◆ **SELECTED PASSAGE**:
---*---

The opinion of the court was delivered by: Milton I. Shadur Senior United States District Judge
MEMORANDUM OPINION AND ORDER
Thomas Hansen ("Hansen") has sued his former employer, Crown Golf Properties L.P. ("Crown"), charging it with having violated the Age Discrimination in Employment Act ("ADEA," 29 U.S.C. §626). Crown has moved for summary judgment under Fed. R. Civ. P. ("Rule") 56, and the litigants have complied with this District Court's LR 56.1 (see n.3), including their full briefing of the matter.*fn1 For the reasons stated here, Crown's motion is granted and this action is dismissed.
Summary Judgment Standard
Every Rule 56 movant bears the burden of establishing*fn2
the absence of any genuine issue of material fact (Celotex
Corp. v. Catrett, 477 U.S. 317, 322--23 (1986)). For that purpose courts
consider the evidentiary record in the light most favorable to
nonmovants and draw all reasonable inferences in their favor (Lesch v.
Crown Cork & Seal Co., 282 F.3d 467, 471 (7th Cir. 2002)). But a
non-movant must produce more than "a mere scintilla of evidence" to
support the position that a genuine issue of material fact exists
(Wheeler v. Lawson, 539 F.3d 629, 634 (7th Cir. 2008)) and "must come
forward with specific facts demonstrating that there is a genuine
issue for trial" (id.).
Ultimately summary judgment is warranted only if a reasonable jury could not return a verdict for the non-movant (Anderson v. Liberty Lobby, Inc., 477 U.S. 242, 248 (1986)). What follows is a summary of the relevant facts,*fn3 viewed of course in the light most favorable to non-movant Hansen.
From 2000 until late 2008 Hansen--first as an employee of a separate company called Green to Tee Golf Academy and later through his own company--ran a program that the parties refer to as a Golf Academy ("Academy") at Willowhill Golf Club ("Willowhill") in suburban Chicago (H. Dep. 22:8-23:3, 27:18-29:19). In late 2008 Willowhill hired Crown to manage its golf operation (C. St. ¶1). Hansen's standing at Willowhill was cast into doubt with the change in management, but Crown's President David Fairman ("Fairman") hired Hansen as Director of the Academy (id. ¶¶3-4). Hansen had the highest salary of any employee at Willowhill (id. ¶5).

---*---

◆ **AVAILABLE DATA**:

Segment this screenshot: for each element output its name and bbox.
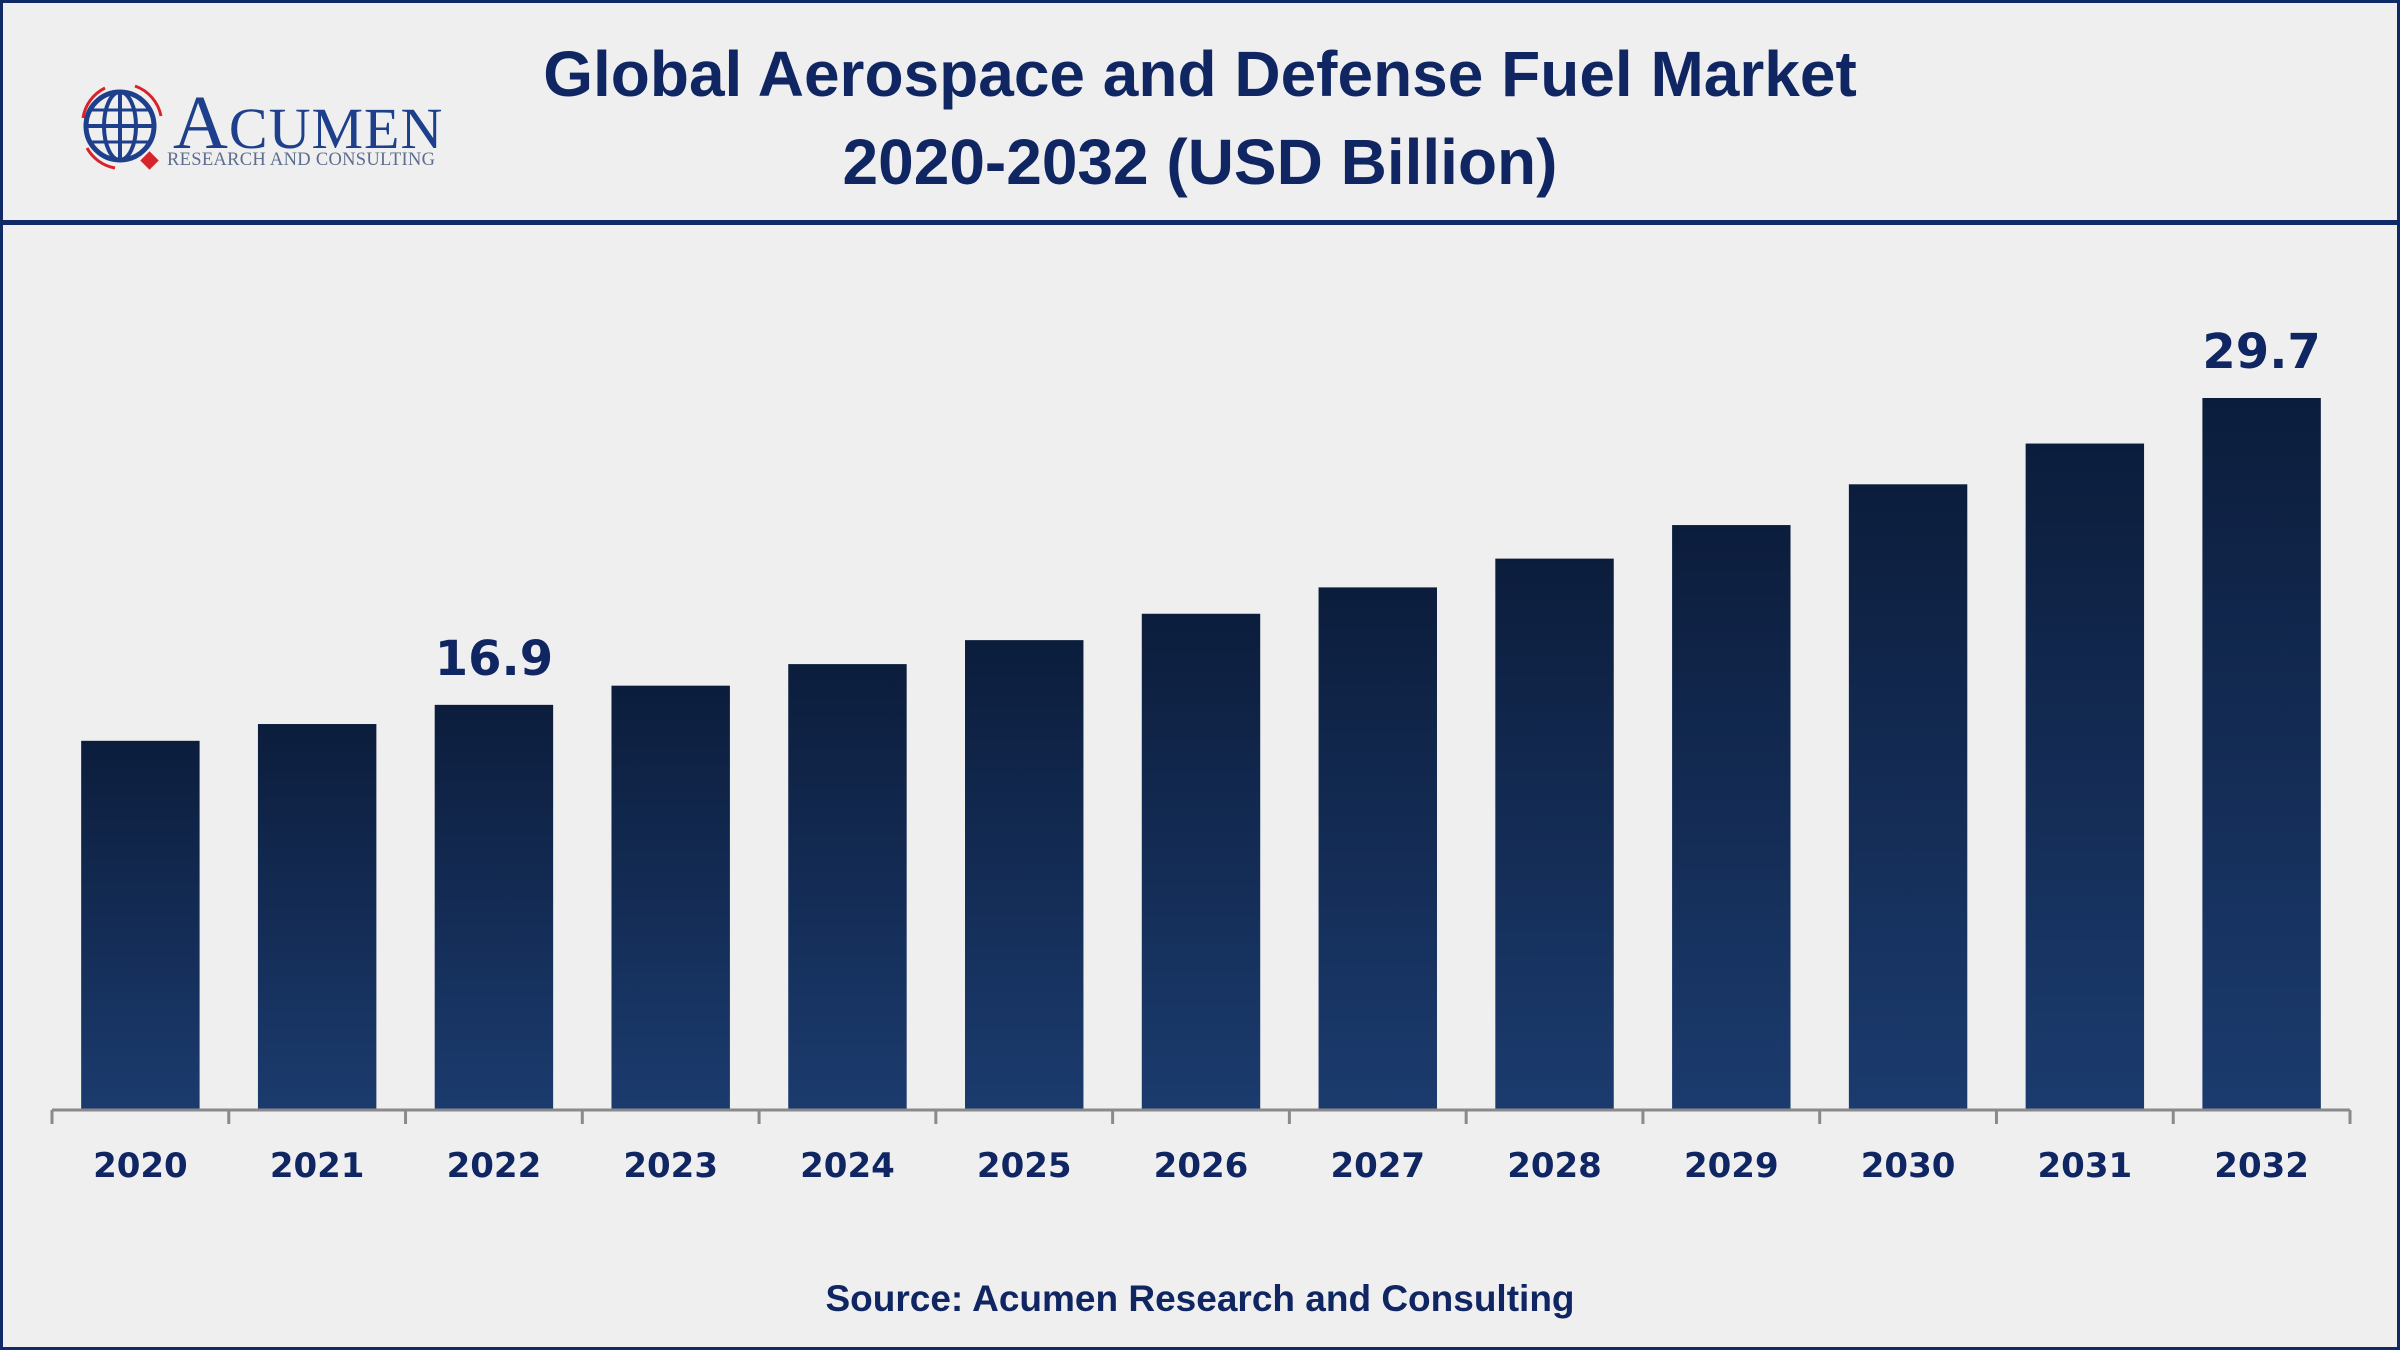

---*---

◆ **EXERCISE GOAL**:
Extend the court opinion on Hansen's age discrimination suit, starting after its last sentence. The data is from a different source than the court opinion.

◆ **RESULT FOR THIS EXERCISE**:
With the economic downturn in 2009, golf--like any leisure activity--attracted fewer participants. "Tanking worse than the U.S. economy" is how Hansen described it at his deposition (H. Dep. 62:23-63:11). Willowhill's revenues dropped, and Crown needed to cut its expenses (H. Dep. 79:4-80:18, 93:22-24, 95:6-97:12, 117:12-16).
Fairman fired Hansen in September 2009 (C. St. ¶8). Hansen later explained to a former colleague that "Crown made a business decision and...my services were no longer needed" (H. Dep. 86:20-22). Hansen also testified that at the time he was fired he was "the most expensive salaried employee on the staff. We're looking at numbers through a down year in 2009. It doesn't take a rocket scientist to understand that it's going to come down to making some more tough decisions" (H. Dep. 117:12-16). Indeed, when asked at his deposition what motivated Crown to fire him, Hansen testified that he considered it to be a business decision to save costs (H. Dep. 109:19-22, 130:10-17):
Q: Crown Golf decided to let you go as a cost-saving measure?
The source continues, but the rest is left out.